(Task objective) Write out exactly, with no other output, the lines below from the one that contains "What's the underlying" through the end.

(Provided entries)
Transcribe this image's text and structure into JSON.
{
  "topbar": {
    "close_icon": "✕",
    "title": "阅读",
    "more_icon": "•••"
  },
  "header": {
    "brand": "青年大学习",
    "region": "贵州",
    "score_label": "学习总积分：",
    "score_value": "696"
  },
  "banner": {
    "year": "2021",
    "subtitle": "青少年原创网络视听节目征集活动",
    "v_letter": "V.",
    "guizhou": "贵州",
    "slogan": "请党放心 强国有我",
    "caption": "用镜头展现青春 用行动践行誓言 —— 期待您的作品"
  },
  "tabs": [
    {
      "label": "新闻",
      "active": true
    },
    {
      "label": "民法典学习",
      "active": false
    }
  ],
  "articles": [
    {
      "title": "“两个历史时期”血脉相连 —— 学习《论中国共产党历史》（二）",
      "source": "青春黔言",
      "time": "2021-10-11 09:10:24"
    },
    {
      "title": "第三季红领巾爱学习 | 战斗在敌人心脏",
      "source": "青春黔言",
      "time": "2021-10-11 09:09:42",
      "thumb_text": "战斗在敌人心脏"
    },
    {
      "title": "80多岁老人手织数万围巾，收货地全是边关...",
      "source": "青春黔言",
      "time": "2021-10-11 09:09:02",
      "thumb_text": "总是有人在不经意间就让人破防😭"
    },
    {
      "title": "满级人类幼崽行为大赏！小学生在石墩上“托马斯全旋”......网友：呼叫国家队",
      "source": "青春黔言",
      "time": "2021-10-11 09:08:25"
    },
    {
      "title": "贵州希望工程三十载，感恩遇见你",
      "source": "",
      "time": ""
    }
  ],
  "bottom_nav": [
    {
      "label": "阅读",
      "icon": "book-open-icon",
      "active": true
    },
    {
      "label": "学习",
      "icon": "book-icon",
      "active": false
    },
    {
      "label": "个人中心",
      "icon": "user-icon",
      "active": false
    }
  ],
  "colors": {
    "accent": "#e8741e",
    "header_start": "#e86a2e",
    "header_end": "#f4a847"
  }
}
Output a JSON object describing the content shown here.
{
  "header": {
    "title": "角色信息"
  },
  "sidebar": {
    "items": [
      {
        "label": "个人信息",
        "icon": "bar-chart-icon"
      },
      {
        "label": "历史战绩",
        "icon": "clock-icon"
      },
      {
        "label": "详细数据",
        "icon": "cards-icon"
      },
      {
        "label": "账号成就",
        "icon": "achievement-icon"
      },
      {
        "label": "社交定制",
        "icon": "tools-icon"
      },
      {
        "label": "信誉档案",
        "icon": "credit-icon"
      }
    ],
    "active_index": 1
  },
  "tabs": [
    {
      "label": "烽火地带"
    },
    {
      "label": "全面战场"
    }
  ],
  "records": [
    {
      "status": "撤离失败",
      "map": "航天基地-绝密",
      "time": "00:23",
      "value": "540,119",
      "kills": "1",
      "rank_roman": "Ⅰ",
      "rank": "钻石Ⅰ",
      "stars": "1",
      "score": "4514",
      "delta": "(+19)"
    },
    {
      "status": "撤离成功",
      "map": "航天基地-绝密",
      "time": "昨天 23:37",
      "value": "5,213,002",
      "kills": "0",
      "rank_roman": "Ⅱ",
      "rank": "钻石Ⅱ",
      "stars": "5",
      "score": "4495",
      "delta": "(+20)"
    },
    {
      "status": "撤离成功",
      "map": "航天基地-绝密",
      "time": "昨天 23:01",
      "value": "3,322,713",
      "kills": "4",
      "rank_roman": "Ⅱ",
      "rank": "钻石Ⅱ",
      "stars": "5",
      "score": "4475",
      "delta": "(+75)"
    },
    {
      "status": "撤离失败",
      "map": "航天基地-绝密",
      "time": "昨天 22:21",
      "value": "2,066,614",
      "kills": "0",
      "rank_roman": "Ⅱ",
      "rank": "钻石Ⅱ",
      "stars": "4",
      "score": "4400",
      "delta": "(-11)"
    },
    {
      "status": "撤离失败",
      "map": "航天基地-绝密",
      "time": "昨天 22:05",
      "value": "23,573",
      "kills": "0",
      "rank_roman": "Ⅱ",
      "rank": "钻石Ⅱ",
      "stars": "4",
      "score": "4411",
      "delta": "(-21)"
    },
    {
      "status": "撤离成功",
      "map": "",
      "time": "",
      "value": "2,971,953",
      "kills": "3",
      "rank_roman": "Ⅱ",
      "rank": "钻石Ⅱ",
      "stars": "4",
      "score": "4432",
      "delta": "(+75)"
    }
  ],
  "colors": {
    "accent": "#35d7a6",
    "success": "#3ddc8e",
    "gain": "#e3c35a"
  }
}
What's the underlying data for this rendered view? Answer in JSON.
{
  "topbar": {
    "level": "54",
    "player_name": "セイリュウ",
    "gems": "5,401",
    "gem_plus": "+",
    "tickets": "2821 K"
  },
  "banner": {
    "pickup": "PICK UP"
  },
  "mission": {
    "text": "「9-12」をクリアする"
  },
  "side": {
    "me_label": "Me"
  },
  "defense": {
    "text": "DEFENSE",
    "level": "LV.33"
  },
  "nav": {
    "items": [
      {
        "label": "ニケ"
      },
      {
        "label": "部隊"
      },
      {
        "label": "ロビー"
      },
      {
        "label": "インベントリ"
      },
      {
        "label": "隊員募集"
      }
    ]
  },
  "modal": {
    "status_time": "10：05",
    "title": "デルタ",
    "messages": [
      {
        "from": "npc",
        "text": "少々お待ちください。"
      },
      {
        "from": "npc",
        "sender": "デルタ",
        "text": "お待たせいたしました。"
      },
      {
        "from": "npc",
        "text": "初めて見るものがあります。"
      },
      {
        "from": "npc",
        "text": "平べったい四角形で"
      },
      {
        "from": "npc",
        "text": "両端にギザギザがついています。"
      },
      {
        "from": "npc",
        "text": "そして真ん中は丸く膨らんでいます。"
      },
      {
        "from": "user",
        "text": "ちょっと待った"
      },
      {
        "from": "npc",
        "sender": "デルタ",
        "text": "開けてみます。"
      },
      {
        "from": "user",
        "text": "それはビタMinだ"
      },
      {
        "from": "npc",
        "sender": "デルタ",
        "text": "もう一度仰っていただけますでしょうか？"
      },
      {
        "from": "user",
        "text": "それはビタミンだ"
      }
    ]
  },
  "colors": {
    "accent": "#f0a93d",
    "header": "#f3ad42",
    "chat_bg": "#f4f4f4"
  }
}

(Answer for the task)
What's the underlying data for this rendered view? Answer in JSON.
{
  "topbar": {
    "level": "54",
    "player_name": "セイリュウ",
    "gems": "5,401",
    "gem_plus": "+",
    "tickets": "2821 K"
  },
  "banner": {
    "pickup": "PICK UP"
  },
  "mission": {
    "text": "「9-12」をクリアする"
  },
  "side": {
    "me_label": "Me"
  },
  "defense": {
    "text": "DEFENSE",
    "level": "LV.33"
  },
  "nav": {
    "items": [
      {
        "label": "ニケ"
      },
      {
        "label": "部隊"
      },
      {
        "label": "ロビー"
      },
      {
        "label": "インベントリ"
      },
      {
        "label": "隊員募集"
      }
    ]
  },
  "modal": {
    "status_time": "10：05",
    "title": "デルタ",
    "messages": [
      {
        "from": "npc",
        "text": "少々お待ちください。"
      },
      {
        "from": "npc",
        "sender": "デルタ",
        "text": "お待たせいたしました。"
      },
      {
        "from": "npc",
        "text": "初めて見るものがあります。"
      },
      {
        "from": "npc",
        "text": "平べったい四角形で"
      },
      {
        "from": "npc",
        "text": "両端にギザギザがついています。"
      },
      {
        "from": "npc",
        "text": "そして真ん中は丸く膨らんでいます。"
      },
      {
        "from": "user",
        "text": "ちょっと待った"
      },
      {
        "from": "npc",
        "sender": "デルタ",
        "text": "開けてみます。"
      },
      {
        "from": "user",
        "text": "それはビタMinだ"
      },
      {
        "from": "npc",
        "sender": "デルタ",
        "text": "もう一度仰っていただけますでしょうか？"
      },
      {
        "from": "user",
        "text": "それはビタミンだ"
      }
    ]
  },
  "colors": {
    "accent": "#f0a93d",
    "header": "#f3ad42",
    "chat_bg": "#f4f4f4"
  }
}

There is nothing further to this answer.